— BEGIN Given records —
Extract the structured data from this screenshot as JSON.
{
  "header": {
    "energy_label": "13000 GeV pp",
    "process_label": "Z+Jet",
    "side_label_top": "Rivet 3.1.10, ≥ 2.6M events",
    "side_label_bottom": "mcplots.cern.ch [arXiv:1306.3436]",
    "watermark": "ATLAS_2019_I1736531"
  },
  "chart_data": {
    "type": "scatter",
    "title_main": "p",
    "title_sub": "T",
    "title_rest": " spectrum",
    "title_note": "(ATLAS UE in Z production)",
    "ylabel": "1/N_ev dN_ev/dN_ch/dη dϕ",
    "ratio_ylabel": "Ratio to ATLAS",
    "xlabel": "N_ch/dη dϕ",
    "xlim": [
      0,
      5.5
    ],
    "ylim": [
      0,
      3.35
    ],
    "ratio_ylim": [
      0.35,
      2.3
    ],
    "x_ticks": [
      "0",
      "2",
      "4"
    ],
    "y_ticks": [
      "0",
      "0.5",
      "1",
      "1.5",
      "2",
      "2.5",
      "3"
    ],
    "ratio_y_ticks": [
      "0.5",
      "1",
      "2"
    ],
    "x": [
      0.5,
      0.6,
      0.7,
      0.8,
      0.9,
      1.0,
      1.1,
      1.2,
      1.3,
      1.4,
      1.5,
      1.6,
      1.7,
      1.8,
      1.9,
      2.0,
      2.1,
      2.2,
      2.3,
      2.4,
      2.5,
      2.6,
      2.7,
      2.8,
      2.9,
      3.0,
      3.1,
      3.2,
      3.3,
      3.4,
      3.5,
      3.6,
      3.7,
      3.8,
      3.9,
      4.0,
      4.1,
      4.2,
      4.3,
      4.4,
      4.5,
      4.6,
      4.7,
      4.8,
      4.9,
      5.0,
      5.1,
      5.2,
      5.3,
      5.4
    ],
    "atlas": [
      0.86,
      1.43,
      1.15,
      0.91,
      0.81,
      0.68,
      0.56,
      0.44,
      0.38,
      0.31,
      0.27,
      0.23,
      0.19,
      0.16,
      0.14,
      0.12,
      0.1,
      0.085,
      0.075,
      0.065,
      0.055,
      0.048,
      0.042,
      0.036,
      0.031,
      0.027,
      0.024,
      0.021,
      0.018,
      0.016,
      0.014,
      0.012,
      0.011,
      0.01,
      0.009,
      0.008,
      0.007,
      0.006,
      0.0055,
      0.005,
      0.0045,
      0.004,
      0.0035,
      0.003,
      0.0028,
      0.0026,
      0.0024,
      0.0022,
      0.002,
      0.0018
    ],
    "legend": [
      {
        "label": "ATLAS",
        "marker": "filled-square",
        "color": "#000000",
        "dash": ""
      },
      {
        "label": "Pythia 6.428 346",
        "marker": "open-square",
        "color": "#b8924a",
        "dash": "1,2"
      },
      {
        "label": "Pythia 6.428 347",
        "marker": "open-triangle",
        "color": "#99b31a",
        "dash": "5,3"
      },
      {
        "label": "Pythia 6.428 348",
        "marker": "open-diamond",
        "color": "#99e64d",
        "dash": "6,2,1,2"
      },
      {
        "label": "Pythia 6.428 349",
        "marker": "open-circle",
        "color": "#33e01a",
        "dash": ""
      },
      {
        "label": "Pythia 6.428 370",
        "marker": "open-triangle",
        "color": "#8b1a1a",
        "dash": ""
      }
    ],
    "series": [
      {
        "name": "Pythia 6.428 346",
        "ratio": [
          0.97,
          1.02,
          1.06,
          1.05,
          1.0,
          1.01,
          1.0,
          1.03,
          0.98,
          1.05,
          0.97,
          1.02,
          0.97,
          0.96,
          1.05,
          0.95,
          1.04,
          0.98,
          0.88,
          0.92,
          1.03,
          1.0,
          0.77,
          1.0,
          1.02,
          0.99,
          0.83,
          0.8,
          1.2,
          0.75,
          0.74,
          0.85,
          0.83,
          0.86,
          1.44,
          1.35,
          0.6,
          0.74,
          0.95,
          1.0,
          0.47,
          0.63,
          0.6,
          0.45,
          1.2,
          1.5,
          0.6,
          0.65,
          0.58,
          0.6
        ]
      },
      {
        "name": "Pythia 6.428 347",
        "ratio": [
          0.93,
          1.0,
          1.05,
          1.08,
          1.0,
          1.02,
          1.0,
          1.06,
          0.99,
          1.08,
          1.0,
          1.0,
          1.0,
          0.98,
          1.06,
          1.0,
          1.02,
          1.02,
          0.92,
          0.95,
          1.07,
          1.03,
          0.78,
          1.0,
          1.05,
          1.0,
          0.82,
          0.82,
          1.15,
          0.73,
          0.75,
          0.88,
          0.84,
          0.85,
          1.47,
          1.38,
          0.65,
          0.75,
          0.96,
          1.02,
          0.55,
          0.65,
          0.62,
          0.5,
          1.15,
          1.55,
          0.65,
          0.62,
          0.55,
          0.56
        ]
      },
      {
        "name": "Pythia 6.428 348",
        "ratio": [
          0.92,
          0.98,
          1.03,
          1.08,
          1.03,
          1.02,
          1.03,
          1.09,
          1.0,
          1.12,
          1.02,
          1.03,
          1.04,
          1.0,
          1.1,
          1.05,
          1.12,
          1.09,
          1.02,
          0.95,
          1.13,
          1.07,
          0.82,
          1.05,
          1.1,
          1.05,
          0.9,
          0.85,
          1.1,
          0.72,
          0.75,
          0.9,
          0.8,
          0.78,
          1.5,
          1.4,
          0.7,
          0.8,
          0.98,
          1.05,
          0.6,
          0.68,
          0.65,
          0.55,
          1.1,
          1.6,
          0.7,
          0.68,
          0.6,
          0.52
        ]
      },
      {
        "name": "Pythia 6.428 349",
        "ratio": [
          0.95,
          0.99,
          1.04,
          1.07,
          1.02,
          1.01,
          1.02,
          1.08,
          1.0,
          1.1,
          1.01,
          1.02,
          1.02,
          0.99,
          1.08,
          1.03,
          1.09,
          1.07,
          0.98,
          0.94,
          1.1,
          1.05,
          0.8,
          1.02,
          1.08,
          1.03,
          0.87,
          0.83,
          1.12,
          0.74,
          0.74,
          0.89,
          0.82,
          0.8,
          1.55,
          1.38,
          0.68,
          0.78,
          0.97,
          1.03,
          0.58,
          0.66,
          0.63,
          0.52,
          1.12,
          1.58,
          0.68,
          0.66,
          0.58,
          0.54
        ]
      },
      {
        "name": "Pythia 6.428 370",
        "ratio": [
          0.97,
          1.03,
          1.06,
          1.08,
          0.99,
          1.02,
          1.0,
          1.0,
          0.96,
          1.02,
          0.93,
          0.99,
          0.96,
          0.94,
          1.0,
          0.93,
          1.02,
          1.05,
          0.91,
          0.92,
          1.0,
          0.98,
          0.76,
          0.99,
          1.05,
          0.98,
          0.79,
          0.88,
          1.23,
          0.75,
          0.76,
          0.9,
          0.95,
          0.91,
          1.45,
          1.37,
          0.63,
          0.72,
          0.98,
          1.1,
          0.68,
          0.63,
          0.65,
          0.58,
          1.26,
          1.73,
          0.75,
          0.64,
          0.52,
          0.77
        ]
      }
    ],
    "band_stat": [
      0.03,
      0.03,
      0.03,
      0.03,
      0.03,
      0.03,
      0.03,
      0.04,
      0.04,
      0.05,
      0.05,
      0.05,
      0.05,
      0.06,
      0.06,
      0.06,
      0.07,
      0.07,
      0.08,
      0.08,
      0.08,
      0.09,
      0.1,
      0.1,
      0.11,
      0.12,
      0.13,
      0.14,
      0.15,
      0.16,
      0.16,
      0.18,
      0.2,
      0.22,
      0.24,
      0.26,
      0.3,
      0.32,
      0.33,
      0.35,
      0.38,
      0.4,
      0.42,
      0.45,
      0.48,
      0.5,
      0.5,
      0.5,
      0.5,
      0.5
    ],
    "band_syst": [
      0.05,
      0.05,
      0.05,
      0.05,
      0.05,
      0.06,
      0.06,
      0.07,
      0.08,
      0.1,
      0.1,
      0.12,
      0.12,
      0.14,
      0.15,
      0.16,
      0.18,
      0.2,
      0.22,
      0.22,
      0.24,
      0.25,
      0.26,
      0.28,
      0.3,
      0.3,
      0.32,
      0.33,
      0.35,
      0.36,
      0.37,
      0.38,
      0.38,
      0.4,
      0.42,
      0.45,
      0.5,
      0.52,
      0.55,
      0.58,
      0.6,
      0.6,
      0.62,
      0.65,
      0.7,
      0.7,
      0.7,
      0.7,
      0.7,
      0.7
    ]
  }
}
— END Given records —
— BEGIN Given records —
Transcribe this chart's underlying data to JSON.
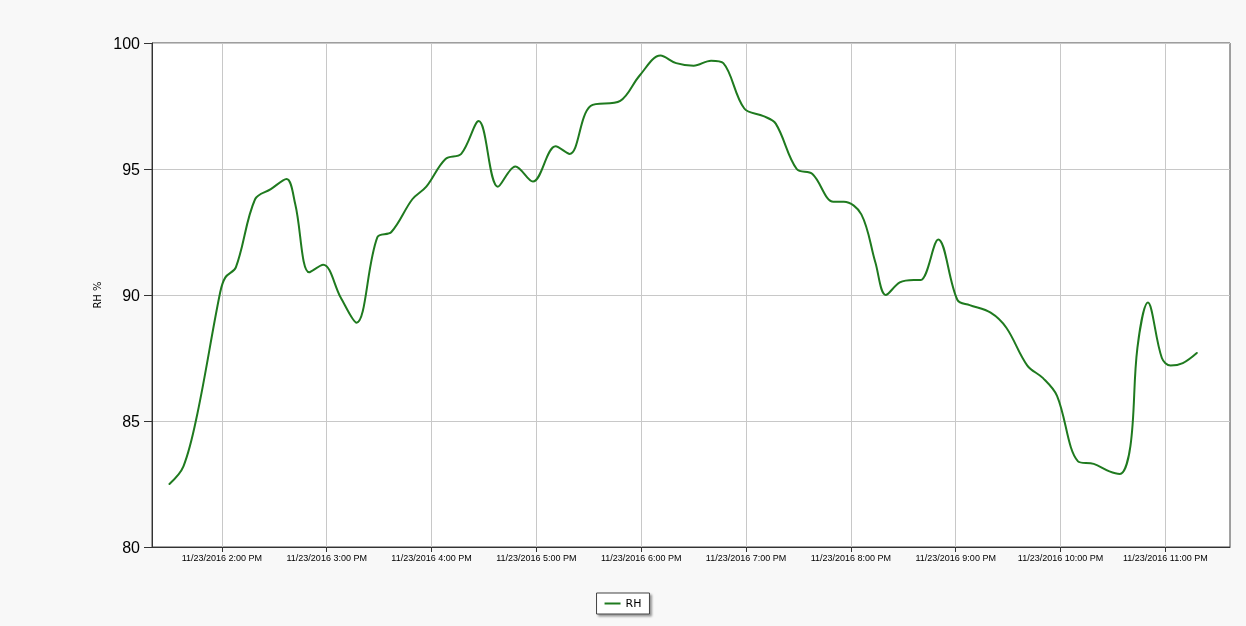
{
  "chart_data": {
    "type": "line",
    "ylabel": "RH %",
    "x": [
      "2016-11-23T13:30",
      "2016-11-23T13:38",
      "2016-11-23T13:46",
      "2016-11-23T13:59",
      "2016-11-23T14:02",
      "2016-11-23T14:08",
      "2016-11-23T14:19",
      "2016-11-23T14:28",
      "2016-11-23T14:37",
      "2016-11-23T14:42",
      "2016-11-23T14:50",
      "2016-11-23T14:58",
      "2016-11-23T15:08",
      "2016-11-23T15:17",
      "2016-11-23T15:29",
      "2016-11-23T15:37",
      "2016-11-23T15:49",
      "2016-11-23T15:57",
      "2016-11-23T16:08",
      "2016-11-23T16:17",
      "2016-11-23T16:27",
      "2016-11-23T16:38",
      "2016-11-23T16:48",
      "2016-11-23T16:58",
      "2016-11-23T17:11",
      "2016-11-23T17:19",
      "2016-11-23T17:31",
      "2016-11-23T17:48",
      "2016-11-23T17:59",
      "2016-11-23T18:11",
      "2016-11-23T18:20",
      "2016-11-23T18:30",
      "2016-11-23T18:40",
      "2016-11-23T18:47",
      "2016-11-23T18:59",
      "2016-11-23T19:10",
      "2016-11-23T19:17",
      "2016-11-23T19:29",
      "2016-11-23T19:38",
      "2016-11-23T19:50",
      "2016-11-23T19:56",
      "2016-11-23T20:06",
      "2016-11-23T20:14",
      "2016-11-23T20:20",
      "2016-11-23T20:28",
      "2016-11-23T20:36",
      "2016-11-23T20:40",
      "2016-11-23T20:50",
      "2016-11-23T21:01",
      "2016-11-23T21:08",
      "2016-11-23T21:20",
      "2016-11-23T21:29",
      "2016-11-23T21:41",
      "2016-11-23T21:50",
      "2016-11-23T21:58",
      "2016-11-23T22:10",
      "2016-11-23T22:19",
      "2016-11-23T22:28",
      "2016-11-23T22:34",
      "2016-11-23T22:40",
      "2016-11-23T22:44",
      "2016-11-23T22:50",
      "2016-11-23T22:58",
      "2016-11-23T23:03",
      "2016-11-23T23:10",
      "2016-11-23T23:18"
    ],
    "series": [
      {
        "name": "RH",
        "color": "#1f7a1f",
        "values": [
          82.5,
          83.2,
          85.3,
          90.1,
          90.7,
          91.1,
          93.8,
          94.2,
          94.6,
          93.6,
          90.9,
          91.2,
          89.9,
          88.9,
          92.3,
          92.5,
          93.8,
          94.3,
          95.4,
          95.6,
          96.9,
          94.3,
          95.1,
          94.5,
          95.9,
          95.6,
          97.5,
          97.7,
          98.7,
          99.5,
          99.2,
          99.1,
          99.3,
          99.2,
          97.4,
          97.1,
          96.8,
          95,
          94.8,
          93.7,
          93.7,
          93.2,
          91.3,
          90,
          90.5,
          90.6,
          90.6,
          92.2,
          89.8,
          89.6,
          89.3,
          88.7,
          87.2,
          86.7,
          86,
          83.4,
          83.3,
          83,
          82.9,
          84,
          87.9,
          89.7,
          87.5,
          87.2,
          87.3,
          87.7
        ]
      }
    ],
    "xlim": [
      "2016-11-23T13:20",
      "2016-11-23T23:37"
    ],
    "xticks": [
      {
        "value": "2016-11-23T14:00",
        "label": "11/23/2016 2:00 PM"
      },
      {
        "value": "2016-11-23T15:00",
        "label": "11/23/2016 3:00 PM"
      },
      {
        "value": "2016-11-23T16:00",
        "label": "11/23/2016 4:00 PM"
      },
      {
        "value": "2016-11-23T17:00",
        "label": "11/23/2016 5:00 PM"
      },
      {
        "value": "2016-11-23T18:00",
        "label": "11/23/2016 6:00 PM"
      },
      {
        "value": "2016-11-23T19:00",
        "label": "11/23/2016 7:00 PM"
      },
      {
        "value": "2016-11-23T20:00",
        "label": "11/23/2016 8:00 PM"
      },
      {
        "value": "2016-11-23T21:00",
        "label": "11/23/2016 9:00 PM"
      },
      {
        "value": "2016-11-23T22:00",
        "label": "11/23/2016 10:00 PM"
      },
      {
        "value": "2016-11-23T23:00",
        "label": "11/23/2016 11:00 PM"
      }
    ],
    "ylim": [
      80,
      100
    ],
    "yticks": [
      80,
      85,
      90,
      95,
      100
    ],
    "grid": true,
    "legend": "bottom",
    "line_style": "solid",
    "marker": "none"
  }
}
— END Given records —
### To be done:
Search the data above for the string "color" and copy each line that has it.

### Expected answer:
        "color": "#000000",
        "color": "#b8924a",
        "color": "#99b31a",
        "color": "#99e64d",
        "color": "#33e01a",
        "color": "#8b1a1a",
        "color": "#1f7a1f",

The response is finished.